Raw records

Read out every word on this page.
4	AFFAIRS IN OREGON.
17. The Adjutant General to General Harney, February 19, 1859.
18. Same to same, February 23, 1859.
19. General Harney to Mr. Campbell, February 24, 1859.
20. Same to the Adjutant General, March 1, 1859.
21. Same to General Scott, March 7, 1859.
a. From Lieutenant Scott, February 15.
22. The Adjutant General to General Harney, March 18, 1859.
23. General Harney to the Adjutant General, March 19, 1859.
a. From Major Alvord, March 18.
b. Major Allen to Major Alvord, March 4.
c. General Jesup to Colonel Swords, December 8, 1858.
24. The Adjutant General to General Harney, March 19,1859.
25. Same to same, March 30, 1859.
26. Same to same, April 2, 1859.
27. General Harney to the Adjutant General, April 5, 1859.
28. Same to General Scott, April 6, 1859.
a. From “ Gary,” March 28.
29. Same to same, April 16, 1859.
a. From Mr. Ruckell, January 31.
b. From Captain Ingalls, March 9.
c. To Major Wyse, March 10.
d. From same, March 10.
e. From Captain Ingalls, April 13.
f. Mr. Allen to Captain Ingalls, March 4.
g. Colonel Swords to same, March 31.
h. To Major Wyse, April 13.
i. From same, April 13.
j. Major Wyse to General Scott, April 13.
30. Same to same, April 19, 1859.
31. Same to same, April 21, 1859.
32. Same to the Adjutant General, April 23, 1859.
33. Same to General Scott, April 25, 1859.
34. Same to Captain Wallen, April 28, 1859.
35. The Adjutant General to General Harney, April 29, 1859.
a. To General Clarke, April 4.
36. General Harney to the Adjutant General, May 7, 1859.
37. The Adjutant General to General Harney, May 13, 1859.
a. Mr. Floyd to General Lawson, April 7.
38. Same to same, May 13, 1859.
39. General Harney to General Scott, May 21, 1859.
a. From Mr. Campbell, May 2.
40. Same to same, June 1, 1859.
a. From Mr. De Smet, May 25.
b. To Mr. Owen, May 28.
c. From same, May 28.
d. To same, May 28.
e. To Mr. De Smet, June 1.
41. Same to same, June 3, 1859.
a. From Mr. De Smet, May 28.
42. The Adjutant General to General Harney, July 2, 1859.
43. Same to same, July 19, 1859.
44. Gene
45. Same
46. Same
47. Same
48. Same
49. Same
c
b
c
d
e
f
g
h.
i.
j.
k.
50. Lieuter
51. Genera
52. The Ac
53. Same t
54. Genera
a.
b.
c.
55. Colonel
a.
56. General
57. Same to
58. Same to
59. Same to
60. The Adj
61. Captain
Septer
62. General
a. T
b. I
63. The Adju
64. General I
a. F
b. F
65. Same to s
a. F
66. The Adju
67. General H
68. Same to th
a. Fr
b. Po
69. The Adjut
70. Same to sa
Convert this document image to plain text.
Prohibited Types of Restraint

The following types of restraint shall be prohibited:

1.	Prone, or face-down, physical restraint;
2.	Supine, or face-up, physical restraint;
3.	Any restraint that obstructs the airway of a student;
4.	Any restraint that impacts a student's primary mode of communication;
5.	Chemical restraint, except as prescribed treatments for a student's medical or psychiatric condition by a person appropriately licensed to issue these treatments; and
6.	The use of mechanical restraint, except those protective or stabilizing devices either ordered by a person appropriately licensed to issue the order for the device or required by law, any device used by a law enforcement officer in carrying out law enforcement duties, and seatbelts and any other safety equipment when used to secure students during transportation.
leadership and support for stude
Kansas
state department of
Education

BRIEF » Set out exactly the run of lines that begins at the line holding "Convert this document image to plain text." and ends at the last line of the data.

ANSWER FOR THE TASK »
Convert this document image to plain text.
Prohibited Types of Restraint

The following types of restraint shall be prohibited:

1.	Prone, or face-down, physical restraint;
2.	Supine, or face-up, physical restraint;
3.	Any restraint that obstructs the airway of a student;
4.	Any restraint that impacts a student's primary mode of communication;
5.	Chemical restraint, except as prescribed treatments for a student's medical or psychiatric condition by a person appropriately licensed to issue these treatments; and
6.	The use of mechanical restraint, except those protective or stabilizing devices either ordered by a person appropriately licensed to issue the order for the device or required by law, any device used by a law enforcement officer in carrying out law enforcement duties, and seatbelts and any other safety equipment when used to secure students during transportation.
leadership and support for stude
Kansas
state department of
Education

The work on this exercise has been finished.